Written instruction:
Copy every line of the data in which the word "ylabel" occurs.

Source records:

--

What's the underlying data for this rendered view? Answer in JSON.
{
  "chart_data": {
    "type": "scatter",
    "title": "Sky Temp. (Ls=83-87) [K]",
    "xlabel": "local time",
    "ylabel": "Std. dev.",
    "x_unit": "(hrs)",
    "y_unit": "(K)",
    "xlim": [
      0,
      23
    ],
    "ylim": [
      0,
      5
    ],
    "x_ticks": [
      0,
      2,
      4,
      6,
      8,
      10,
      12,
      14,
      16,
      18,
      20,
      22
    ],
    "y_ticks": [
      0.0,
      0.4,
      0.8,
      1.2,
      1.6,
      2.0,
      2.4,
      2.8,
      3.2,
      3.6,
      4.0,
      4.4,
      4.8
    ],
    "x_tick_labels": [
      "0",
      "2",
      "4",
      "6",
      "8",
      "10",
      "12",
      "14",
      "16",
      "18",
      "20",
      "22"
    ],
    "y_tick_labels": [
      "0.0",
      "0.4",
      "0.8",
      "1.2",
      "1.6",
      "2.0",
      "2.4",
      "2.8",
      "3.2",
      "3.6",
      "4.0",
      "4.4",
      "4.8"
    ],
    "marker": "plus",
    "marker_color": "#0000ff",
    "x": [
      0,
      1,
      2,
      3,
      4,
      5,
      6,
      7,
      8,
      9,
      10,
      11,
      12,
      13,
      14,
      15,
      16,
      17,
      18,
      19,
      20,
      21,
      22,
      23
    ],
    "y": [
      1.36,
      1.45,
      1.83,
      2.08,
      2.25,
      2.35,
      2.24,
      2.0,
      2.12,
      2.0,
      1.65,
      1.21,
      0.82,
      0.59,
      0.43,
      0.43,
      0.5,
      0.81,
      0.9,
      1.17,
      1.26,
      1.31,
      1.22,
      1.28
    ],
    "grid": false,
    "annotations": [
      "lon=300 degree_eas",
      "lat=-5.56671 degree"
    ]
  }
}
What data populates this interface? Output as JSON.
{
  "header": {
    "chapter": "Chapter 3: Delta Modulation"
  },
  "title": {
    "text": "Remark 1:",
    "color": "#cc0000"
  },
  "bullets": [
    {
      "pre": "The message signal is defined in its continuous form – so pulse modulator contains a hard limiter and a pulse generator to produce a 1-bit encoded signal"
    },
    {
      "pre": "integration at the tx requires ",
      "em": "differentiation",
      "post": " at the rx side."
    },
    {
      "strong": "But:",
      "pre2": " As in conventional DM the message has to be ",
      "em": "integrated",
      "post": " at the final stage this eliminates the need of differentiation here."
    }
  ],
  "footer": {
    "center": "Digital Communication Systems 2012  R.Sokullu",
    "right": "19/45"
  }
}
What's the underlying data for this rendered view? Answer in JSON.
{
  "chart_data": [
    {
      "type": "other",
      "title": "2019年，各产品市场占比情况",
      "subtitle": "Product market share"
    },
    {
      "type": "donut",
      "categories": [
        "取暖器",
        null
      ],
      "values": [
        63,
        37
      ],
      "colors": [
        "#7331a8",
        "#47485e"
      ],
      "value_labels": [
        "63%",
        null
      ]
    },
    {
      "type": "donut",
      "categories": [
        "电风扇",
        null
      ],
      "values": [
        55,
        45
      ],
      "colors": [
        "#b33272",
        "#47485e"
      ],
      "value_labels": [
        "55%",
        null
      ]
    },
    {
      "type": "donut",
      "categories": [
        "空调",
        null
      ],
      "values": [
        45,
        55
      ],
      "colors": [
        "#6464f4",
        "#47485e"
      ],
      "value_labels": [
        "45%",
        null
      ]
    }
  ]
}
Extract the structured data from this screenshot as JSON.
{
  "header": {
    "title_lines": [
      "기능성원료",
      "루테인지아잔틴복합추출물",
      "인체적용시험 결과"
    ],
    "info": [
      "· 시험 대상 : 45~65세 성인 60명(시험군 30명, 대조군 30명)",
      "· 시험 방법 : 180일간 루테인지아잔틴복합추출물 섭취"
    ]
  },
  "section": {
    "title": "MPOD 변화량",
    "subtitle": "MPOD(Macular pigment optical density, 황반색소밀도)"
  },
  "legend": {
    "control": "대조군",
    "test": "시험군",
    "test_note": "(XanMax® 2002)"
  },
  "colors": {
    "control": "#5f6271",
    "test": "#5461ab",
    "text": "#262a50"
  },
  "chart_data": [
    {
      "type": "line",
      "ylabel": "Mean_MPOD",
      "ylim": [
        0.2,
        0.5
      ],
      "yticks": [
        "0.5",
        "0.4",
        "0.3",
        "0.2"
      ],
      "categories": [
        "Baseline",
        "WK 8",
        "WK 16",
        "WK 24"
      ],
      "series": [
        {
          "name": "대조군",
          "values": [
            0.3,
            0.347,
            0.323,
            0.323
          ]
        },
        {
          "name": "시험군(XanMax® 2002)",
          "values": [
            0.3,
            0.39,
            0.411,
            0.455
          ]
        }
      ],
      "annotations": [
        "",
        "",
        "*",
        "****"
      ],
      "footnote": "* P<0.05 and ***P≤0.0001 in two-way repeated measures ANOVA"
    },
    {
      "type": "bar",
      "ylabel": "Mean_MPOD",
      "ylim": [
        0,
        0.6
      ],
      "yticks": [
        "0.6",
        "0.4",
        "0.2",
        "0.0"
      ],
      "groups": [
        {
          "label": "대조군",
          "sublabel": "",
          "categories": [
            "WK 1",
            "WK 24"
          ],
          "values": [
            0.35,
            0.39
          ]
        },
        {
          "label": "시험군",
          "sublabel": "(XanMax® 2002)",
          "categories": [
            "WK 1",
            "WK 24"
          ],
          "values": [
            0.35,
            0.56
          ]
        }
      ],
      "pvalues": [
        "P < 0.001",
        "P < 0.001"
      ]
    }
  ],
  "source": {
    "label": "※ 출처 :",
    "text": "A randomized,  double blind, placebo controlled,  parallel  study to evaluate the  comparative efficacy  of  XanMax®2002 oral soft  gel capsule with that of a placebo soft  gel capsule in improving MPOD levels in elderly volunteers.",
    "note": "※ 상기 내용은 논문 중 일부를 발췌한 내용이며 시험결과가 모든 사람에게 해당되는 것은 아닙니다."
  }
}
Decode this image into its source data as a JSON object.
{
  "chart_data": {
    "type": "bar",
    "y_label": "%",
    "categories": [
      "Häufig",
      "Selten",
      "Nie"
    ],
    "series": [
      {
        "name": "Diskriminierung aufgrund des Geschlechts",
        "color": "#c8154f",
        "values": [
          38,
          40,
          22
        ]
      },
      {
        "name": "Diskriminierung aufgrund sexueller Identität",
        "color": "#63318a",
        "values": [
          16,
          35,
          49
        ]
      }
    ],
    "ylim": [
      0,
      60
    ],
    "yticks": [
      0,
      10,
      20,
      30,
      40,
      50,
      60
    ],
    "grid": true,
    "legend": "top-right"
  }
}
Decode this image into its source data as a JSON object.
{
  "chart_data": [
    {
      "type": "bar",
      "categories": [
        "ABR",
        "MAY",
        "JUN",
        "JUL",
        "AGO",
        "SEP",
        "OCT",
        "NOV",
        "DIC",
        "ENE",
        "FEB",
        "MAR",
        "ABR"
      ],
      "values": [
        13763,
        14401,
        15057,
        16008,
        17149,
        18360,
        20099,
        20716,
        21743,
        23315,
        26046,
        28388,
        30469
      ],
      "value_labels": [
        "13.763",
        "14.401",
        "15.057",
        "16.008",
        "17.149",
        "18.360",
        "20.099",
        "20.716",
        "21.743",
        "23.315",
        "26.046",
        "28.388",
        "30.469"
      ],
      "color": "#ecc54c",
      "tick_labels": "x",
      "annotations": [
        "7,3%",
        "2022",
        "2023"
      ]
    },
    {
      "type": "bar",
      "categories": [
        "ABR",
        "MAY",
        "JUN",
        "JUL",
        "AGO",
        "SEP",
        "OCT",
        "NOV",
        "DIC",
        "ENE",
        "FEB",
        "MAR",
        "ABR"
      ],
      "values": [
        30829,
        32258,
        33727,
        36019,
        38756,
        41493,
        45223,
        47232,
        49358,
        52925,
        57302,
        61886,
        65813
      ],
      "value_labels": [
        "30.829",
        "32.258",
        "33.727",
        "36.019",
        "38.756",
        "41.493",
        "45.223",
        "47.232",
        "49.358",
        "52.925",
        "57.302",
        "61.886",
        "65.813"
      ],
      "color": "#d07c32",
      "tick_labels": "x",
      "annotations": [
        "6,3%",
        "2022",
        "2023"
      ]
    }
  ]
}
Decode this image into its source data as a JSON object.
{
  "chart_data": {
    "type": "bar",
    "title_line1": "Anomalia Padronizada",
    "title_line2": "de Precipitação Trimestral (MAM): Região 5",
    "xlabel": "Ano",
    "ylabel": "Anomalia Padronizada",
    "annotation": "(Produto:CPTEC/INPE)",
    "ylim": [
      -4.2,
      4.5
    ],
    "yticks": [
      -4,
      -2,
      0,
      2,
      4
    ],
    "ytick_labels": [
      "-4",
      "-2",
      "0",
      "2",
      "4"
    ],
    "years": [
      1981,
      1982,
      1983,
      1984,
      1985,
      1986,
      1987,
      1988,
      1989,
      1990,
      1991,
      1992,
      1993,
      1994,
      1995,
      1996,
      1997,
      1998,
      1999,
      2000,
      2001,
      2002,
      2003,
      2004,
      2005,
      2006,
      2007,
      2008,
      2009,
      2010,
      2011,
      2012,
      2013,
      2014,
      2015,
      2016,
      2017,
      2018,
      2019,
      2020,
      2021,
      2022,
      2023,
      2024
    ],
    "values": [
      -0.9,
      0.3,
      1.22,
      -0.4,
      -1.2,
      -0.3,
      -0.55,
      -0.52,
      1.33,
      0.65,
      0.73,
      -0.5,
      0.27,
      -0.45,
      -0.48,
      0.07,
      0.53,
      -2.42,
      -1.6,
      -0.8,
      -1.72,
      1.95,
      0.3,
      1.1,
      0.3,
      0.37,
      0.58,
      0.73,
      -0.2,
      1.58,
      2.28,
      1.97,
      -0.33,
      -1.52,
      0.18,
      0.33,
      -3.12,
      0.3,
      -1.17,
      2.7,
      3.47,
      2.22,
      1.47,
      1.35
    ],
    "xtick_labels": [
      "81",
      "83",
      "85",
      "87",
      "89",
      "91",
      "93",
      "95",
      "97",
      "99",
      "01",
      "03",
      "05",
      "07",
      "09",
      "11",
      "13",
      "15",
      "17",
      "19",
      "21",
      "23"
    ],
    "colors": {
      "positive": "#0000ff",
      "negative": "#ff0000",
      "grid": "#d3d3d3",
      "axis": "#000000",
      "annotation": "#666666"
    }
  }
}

--

Result of this task:
    "ylabel": "Std. dev.",
      "ylabel": "Mean_MPOD",
      "ylabel": "Mean_MPOD",
    "ylabel": "Anomalia Padronizada",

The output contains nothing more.